Request:
Copy these lines, replacing "Server Manager" with "Admin Center" wherever it occurs and leaving everything else unchanged.

Entries provided:
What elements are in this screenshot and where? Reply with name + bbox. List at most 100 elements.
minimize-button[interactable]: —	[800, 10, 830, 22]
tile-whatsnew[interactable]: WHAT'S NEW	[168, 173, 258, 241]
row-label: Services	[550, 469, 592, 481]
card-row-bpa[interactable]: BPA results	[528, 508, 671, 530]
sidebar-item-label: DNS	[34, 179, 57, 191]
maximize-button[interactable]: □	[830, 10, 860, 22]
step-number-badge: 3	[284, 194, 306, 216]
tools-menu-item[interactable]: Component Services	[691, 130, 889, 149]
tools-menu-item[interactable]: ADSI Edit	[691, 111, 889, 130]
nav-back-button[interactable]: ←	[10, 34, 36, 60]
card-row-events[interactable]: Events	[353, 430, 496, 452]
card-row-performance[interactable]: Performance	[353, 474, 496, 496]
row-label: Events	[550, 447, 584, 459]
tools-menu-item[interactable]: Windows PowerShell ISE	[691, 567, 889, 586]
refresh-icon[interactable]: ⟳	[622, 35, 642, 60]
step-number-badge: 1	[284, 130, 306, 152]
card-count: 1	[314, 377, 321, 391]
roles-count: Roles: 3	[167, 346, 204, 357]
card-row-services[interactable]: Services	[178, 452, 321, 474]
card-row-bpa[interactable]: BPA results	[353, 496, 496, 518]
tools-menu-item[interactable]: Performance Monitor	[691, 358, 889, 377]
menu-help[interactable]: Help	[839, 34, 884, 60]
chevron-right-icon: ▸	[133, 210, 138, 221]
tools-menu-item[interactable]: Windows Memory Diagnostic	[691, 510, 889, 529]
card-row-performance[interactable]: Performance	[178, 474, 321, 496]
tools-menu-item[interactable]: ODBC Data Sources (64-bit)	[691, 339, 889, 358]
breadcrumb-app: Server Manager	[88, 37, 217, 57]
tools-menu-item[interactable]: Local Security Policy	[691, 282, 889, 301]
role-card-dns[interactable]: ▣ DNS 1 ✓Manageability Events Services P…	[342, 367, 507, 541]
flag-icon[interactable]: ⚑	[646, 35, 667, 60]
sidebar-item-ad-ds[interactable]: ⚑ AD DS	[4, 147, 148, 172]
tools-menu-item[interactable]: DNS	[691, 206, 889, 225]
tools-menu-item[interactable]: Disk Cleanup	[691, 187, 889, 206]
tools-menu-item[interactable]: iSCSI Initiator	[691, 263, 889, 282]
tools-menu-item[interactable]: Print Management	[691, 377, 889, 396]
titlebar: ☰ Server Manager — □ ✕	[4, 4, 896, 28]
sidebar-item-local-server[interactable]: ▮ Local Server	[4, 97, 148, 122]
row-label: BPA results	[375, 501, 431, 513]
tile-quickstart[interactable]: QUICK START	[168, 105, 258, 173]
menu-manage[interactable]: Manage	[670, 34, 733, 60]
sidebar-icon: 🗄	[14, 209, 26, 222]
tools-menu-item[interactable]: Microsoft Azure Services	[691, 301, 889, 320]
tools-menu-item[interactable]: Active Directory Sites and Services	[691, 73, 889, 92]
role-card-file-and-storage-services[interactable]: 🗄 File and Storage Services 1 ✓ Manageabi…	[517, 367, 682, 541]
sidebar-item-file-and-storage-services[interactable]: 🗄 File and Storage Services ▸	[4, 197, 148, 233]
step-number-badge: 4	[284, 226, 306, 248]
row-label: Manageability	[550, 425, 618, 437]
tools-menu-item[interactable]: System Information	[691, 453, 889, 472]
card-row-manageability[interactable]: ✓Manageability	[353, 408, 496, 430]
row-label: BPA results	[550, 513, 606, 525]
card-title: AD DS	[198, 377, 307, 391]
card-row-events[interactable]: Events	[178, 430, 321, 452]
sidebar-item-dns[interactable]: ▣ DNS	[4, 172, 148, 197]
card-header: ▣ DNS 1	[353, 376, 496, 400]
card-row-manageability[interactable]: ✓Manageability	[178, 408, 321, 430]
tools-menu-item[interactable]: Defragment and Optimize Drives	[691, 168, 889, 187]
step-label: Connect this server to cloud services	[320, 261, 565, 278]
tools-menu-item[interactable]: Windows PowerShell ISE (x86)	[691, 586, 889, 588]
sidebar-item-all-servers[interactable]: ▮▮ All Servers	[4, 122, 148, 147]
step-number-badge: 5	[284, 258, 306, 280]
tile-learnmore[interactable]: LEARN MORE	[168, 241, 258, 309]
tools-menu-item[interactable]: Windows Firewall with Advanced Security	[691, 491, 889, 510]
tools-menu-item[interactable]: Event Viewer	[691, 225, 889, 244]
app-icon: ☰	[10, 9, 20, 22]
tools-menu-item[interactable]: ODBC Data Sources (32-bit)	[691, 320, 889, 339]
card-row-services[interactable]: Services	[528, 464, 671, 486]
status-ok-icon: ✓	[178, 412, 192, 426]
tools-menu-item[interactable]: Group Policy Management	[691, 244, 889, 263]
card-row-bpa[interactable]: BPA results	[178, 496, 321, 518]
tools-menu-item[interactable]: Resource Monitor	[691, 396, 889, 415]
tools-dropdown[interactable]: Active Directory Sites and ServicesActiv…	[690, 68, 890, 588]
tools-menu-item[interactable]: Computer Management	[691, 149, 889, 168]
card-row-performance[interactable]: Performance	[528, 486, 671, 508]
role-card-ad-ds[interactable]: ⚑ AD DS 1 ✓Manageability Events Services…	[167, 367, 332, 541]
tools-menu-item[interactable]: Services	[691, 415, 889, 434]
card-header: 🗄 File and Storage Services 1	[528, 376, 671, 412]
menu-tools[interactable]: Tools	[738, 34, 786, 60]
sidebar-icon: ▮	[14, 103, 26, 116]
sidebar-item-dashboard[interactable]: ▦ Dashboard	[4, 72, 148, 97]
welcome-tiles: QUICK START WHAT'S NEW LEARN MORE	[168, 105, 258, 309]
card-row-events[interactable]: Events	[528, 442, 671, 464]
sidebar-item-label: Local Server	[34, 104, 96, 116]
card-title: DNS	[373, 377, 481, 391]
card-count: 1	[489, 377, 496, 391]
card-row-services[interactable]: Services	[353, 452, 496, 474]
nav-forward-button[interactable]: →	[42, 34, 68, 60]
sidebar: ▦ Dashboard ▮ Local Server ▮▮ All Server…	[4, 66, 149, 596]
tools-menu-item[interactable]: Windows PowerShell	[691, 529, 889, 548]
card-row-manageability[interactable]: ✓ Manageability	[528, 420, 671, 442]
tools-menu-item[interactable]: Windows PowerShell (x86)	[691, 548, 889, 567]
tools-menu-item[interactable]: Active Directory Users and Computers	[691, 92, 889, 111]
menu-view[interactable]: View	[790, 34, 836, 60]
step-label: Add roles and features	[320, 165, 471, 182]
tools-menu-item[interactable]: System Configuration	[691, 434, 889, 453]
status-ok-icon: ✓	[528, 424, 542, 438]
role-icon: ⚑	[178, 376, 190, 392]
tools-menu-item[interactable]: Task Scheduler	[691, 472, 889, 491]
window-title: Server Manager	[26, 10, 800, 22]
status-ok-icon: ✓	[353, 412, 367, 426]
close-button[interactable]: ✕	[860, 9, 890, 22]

Response to the task:
What elements are in this screenshot and where? Reply with name + bbox. List at most 100 elements.
minimize-button[interactable]: —	[800, 10, 830, 22]
tile-whatsnew[interactable]: WHAT'S NEW	[168, 173, 258, 241]
row-label: Services	[550, 469, 592, 481]
card-row-bpa[interactable]: BPA results	[528, 508, 671, 530]
sidebar-item-label: DNS	[34, 179, 57, 191]
maximize-button[interactable]: □	[830, 10, 860, 22]
step-number-badge: 3	[284, 194, 306, 216]
tools-menu-item[interactable]: Component Services	[691, 130, 889, 149]
tools-menu-item[interactable]: ADSI Edit	[691, 111, 889, 130]
nav-back-button[interactable]: ←	[10, 34, 36, 60]
card-row-events[interactable]: Events	[353, 430, 496, 452]
card-row-performance[interactable]: Performance	[353, 474, 496, 496]
row-label: Events	[550, 447, 584, 459]
tools-menu-item[interactable]: Windows PowerShell ISE	[691, 567, 889, 586]
refresh-icon[interactable]: ⟳	[622, 35, 642, 60]
step-number-badge: 1	[284, 130, 306, 152]
card-count: 1	[314, 377, 321, 391]
roles-count: Roles: 3	[167, 346, 204, 357]
card-row-services[interactable]: Services	[178, 452, 321, 474]
card-row-bpa[interactable]: BPA results	[353, 496, 496, 518]
tools-menu-item[interactable]: Performance Monitor	[691, 358, 889, 377]
menu-help[interactable]: Help	[839, 34, 884, 60]
chevron-right-icon: ▸	[133, 210, 138, 221]
tools-menu-item[interactable]: Windows Memory Diagnostic	[691, 510, 889, 529]
card-row-performance[interactable]: Performance	[178, 474, 321, 496]
tools-menu-item[interactable]: ODBC Data Sources (64-bit)	[691, 339, 889, 358]
breadcrumb-app: Admin Center	[88, 37, 217, 57]
tools-menu-item[interactable]: Local Security Policy	[691, 282, 889, 301]
role-card-dns[interactable]: ▣ DNS 1 ✓Manageability Events Services P…	[342, 367, 507, 541]
flag-icon[interactable]: ⚑	[646, 35, 667, 60]
sidebar-item-ad-ds[interactable]: ⚑ AD DS	[4, 147, 148, 172]
tools-menu-item[interactable]: DNS	[691, 206, 889, 225]
tools-menu-item[interactable]: Disk Cleanup	[691, 187, 889, 206]
tools-menu-item[interactable]: iSCSI Initiator	[691, 263, 889, 282]
tools-menu-item[interactable]: Print Management	[691, 377, 889, 396]
titlebar: ☰ Admin Center — □ ✕	[4, 4, 896, 28]
sidebar-item-local-server[interactable]: ▮ Local Server	[4, 97, 148, 122]
row-label: BPA results	[375, 501, 431, 513]
tile-quickstart[interactable]: QUICK START	[168, 105, 258, 173]
menu-manage[interactable]: Manage	[670, 34, 733, 60]
sidebar-icon: 🗄	[14, 209, 26, 222]
tools-menu-item[interactable]: Microsoft Azure Services	[691, 301, 889, 320]
tools-menu-item[interactable]: Active Directory Sites and Services	[691, 73, 889, 92]
role-card-file-and-storage-services[interactable]: 🗄 File and Storage Services 1 ✓ Manageabi…	[517, 367, 682, 541]
sidebar-item-file-and-storage-services[interactable]: 🗄 File and Storage Services ▸	[4, 197, 148, 233]
step-number-badge: 4	[284, 226, 306, 248]
row-label: Manageability	[550, 425, 618, 437]
tools-menu-item[interactable]: System Information	[691, 453, 889, 472]
card-row-manageability[interactable]: ✓Manageability	[353, 408, 496, 430]
row-label: BPA results	[550, 513, 606, 525]
card-title: AD DS	[198, 377, 307, 391]
card-row-events[interactable]: Events	[178, 430, 321, 452]
sidebar-item-dns[interactable]: ▣ DNS	[4, 172, 148, 197]
card-header: ▣ DNS 1	[353, 376, 496, 400]
card-row-manageability[interactable]: ✓Manageability	[178, 408, 321, 430]
tools-menu-item[interactable]: Defragment and Optimize Drives	[691, 168, 889, 187]
step-label: Connect this server to cloud services	[320, 261, 565, 278]
tools-menu-item[interactable]: Windows PowerShell ISE (x86)	[691, 586, 889, 588]
sidebar-item-all-servers[interactable]: ▮▮ All Servers	[4, 122, 148, 147]
step-number-badge: 5	[284, 258, 306, 280]
tile-learnmore[interactable]: LEARN MORE	[168, 241, 258, 309]
tools-menu-item[interactable]: Windows Firewall with Advanced Security	[691, 491, 889, 510]
tools-menu-item[interactable]: Event Viewer	[691, 225, 889, 244]
app-icon: ☰	[10, 9, 20, 22]
tools-menu-item[interactable]: ODBC Data Sources (32-bit)	[691, 320, 889, 339]
card-row-services[interactable]: Services	[528, 464, 671, 486]
status-ok-icon: ✓	[178, 412, 192, 426]
tools-menu-item[interactable]: Group Policy Management	[691, 244, 889, 263]
card-row-bpa[interactable]: BPA results	[178, 496, 321, 518]
tools-menu-item[interactable]: Resource Monitor	[691, 396, 889, 415]
tools-dropdown[interactable]: Active Directory Sites and ServicesActiv…	[690, 68, 890, 588]
tools-menu-item[interactable]: Computer Management	[691, 149, 889, 168]
card-row-performance[interactable]: Performance	[528, 486, 671, 508]
role-card-ad-ds[interactable]: ⚑ AD DS 1 ✓Manageability Events Services…	[167, 367, 332, 541]
tools-menu-item[interactable]: Services	[691, 415, 889, 434]
card-header: 🗄 File and Storage Services 1	[528, 376, 671, 412]
menu-tools[interactable]: Tools	[738, 34, 786, 60]
sidebar-icon: ▮	[14, 103, 26, 116]
sidebar-item-dashboard[interactable]: ▦ Dashboard	[4, 72, 148, 97]
welcome-tiles: QUICK START WHAT'S NEW LEARN MORE	[168, 105, 258, 309]
card-row-events[interactable]: Events	[528, 442, 671, 464]
sidebar-item-label: Local Server	[34, 104, 96, 116]
card-title: DNS	[373, 377, 481, 391]
card-count: 1	[489, 377, 496, 391]
card-row-services[interactable]: Services	[353, 452, 496, 474]
nav-forward-button[interactable]: →	[42, 34, 68, 60]
sidebar: ▦ Dashboard ▮ Local Server ▮▮ All Server…	[4, 66, 149, 596]
tools-menu-item[interactable]: Windows PowerShell	[691, 529, 889, 548]
card-row-manageability[interactable]: ✓ Manageability	[528, 420, 671, 442]
tools-menu-item[interactable]: Windows PowerShell (x86)	[691, 548, 889, 567]
tools-menu-item[interactable]: Active Directory Users and Computers	[691, 92, 889, 111]
menu-view[interactable]: View	[790, 34, 836, 60]
step-label: Add roles and features	[320, 165, 471, 182]
tools-menu-item[interactable]: System Configuration	[691, 434, 889, 453]
status-ok-icon: ✓	[528, 424, 542, 438]
role-icon: ⚑	[178, 376, 190, 392]
tools-menu-item[interactable]: Task Scheduler	[691, 472, 889, 491]
window-title: Admin Center	[26, 10, 800, 22]
status-ok-icon: ✓	[353, 412, 367, 426]
close-button[interactable]: ✕	[860, 9, 890, 22]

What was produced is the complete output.